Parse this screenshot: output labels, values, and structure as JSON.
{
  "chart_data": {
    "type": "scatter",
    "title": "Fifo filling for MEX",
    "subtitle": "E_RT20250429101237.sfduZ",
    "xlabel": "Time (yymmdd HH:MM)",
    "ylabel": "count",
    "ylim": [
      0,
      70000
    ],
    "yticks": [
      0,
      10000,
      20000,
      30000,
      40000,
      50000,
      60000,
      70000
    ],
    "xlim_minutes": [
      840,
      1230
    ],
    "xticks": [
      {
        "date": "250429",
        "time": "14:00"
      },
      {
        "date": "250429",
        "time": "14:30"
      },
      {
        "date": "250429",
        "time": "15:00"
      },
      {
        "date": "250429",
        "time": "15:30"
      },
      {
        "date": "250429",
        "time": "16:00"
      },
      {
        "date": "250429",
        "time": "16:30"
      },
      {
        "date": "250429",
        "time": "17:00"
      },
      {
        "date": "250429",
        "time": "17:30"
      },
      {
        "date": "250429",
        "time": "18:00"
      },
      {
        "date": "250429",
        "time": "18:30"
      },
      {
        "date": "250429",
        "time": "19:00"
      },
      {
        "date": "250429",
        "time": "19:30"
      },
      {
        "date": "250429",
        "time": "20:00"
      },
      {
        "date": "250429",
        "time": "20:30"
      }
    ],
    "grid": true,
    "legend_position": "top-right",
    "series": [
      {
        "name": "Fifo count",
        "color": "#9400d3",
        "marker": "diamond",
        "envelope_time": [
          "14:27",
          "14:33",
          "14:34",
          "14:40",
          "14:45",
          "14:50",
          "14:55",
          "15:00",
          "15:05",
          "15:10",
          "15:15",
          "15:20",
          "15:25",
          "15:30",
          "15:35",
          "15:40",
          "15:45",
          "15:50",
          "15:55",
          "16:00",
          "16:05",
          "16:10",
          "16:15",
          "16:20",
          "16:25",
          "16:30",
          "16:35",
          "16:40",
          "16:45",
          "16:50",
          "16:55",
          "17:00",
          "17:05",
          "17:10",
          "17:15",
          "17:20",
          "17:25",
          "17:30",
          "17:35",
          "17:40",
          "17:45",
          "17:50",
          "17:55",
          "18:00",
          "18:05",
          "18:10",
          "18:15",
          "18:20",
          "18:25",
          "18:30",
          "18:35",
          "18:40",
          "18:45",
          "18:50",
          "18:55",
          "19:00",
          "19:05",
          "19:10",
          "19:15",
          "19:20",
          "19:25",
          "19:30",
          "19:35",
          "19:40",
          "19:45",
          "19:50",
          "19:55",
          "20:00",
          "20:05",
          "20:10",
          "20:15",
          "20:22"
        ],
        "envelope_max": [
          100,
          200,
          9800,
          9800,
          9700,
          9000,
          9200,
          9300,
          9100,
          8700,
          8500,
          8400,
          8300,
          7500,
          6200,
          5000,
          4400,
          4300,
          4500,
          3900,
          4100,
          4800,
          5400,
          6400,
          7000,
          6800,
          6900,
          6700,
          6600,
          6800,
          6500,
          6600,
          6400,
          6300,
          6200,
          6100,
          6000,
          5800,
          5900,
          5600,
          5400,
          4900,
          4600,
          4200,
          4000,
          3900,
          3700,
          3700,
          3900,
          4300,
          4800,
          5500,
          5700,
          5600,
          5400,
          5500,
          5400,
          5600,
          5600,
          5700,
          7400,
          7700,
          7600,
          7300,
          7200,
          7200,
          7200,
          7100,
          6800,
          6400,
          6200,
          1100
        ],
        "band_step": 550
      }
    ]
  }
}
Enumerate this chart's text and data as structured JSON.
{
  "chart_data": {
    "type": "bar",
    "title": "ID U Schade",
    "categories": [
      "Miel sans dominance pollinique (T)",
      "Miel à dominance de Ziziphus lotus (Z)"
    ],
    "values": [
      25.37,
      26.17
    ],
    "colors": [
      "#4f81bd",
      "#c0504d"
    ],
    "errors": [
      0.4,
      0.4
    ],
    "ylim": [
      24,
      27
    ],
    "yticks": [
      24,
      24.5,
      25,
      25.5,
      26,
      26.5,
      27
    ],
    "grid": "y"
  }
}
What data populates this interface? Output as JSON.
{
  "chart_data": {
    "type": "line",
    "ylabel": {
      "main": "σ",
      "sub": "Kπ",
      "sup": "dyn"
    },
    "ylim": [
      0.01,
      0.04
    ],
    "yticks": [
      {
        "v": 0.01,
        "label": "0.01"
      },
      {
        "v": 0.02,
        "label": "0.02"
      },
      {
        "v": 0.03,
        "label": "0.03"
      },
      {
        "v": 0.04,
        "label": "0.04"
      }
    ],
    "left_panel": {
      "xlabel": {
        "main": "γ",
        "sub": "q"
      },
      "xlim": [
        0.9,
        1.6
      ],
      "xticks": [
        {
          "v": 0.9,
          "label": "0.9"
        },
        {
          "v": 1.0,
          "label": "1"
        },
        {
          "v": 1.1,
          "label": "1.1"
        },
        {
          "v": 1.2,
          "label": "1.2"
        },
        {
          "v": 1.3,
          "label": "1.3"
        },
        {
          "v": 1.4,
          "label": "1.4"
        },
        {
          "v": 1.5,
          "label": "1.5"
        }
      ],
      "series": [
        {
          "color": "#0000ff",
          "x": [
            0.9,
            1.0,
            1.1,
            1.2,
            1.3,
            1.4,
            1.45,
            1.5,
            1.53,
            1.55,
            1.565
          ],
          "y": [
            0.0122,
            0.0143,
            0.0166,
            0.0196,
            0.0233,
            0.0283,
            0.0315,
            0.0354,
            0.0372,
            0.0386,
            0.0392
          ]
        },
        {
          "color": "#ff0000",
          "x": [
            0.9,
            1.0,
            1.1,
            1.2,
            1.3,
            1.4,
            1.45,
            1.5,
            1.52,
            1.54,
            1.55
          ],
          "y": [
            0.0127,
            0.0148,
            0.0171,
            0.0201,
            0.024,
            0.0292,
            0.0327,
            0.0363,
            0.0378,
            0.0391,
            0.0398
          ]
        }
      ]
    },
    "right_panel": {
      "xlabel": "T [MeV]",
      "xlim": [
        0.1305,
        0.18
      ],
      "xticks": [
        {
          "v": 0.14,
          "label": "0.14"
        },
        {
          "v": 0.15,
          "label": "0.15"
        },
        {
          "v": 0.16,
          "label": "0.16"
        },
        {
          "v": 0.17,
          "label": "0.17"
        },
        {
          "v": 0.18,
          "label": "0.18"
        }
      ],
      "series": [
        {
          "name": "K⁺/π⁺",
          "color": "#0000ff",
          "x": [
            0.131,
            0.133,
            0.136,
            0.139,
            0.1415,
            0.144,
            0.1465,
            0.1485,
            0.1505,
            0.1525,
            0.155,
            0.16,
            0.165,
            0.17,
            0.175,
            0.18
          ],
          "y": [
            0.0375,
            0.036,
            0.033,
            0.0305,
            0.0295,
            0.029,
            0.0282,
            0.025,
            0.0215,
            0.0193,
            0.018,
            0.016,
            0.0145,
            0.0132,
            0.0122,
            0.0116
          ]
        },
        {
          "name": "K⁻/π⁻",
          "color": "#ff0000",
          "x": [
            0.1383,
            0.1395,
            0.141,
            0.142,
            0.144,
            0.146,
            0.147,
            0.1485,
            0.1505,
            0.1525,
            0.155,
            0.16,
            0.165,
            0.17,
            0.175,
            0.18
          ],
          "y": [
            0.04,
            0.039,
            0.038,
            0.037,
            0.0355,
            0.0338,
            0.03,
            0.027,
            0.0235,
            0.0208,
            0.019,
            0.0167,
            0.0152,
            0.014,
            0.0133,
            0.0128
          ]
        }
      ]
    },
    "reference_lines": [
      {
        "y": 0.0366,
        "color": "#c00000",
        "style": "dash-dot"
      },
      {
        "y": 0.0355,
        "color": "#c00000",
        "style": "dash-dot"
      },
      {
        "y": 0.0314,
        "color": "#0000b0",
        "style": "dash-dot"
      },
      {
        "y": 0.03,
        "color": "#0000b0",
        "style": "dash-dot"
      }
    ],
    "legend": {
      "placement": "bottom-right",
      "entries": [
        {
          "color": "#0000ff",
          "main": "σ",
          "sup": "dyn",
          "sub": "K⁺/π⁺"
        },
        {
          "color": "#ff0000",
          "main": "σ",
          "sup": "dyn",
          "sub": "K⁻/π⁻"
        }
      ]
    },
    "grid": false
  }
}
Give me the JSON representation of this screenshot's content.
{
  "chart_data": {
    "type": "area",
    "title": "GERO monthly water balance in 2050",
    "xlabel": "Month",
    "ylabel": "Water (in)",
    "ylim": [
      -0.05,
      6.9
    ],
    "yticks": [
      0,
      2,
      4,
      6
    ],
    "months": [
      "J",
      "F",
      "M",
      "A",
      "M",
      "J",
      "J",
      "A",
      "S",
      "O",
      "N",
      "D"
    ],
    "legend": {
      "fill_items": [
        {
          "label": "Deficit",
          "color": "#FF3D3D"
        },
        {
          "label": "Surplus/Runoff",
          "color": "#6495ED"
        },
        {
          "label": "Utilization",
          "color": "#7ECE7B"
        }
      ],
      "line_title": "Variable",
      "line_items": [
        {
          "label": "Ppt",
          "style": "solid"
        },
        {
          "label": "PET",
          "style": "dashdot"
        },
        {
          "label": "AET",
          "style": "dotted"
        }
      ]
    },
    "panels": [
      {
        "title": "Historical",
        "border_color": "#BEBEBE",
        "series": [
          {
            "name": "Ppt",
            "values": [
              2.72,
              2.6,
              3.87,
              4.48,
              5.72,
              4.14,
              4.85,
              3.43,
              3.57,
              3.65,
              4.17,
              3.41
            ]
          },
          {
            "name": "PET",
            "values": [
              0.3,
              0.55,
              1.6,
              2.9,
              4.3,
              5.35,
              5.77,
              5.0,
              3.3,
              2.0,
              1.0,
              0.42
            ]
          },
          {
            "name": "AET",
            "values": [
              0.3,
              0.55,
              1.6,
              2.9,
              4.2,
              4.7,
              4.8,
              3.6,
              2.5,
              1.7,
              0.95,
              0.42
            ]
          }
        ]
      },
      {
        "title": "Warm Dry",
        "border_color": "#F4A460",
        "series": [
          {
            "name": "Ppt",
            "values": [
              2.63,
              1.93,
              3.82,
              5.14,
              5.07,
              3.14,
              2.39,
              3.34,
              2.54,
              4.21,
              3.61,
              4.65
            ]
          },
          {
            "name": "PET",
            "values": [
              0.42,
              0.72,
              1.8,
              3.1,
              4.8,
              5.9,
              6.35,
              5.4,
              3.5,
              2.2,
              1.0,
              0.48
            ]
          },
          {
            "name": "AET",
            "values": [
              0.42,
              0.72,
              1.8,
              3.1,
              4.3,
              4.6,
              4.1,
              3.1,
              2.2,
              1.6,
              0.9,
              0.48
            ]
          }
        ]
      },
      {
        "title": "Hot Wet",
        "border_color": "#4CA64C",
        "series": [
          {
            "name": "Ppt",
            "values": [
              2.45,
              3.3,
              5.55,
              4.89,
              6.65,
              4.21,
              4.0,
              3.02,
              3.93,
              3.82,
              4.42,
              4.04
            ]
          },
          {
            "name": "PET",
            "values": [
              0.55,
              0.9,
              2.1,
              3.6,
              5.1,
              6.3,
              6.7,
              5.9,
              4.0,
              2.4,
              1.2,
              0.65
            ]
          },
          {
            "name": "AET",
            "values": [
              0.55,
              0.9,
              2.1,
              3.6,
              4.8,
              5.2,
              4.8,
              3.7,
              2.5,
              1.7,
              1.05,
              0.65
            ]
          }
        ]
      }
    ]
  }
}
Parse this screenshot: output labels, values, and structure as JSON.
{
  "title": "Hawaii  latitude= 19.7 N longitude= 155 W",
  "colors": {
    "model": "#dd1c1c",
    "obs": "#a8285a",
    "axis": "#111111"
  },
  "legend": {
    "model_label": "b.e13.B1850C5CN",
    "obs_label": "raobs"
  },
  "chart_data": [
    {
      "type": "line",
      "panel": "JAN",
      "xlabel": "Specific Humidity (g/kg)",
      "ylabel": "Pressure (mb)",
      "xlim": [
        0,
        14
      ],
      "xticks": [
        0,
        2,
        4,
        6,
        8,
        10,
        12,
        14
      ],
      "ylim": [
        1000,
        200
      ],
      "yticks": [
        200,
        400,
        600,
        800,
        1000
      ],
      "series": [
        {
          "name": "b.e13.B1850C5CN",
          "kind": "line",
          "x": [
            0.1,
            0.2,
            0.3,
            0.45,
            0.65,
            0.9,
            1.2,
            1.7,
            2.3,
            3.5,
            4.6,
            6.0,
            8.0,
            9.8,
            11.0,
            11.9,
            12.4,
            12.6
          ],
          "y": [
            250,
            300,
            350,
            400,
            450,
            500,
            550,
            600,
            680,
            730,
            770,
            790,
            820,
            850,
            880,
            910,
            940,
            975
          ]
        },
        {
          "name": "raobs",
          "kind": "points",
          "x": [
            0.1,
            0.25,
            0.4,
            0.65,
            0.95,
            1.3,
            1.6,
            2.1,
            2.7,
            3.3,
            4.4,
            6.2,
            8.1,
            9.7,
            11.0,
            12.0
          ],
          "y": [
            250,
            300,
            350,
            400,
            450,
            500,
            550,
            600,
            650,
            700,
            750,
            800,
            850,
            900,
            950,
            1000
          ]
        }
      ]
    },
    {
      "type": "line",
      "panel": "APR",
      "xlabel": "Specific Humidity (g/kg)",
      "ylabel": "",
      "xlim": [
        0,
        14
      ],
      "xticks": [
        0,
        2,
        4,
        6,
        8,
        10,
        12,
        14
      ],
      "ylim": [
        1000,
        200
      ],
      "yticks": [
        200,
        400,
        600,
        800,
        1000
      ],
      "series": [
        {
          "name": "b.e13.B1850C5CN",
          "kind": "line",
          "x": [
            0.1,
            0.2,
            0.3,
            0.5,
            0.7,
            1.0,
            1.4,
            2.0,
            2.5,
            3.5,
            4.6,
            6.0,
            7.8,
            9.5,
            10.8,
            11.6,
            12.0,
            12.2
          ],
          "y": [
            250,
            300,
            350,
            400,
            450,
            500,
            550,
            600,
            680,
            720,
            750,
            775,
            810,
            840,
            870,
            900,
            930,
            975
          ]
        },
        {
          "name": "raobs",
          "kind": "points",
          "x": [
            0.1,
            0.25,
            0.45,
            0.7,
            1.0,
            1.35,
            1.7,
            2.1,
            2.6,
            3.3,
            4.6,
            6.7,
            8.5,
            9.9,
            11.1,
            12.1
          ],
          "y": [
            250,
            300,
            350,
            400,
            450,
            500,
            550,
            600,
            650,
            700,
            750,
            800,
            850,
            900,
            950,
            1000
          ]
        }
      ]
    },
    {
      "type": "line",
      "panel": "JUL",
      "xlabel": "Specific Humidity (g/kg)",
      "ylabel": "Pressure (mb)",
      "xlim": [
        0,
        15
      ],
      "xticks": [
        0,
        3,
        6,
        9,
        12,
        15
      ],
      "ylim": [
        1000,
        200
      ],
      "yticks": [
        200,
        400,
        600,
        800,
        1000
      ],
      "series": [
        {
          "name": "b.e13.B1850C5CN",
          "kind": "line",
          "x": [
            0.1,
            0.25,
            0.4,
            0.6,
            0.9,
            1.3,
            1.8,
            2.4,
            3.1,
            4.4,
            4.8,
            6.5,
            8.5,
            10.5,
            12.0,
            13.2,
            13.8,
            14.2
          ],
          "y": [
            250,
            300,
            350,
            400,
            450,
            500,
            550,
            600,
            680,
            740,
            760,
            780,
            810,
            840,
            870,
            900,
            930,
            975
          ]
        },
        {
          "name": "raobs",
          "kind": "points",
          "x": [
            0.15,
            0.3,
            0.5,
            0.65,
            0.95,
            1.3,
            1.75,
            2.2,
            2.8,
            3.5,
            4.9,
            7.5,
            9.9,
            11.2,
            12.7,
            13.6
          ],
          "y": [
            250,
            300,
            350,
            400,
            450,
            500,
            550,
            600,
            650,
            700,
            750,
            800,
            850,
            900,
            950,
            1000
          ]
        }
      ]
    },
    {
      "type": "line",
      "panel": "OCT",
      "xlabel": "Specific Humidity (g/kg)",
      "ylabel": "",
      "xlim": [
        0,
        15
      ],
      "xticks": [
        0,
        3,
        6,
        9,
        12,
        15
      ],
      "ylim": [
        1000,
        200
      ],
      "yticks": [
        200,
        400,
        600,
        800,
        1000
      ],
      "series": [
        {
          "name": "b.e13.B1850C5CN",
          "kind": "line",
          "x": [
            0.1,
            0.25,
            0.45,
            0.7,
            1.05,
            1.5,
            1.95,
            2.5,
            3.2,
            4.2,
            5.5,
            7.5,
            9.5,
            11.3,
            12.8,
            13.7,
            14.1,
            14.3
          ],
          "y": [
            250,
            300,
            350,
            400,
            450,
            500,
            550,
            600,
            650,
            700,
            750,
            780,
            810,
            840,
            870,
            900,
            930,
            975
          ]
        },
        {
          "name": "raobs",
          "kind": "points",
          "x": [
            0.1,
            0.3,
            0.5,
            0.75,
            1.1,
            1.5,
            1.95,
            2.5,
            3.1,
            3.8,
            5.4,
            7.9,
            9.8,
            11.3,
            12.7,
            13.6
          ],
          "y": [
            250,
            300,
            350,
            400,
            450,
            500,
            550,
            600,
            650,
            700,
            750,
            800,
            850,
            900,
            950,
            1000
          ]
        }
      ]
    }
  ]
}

********************

[TASK DETAILS] Tally the lines in these entries that have the string "Miel" in them, then answer with the count and nothing else.

[THE OUTPUT] 2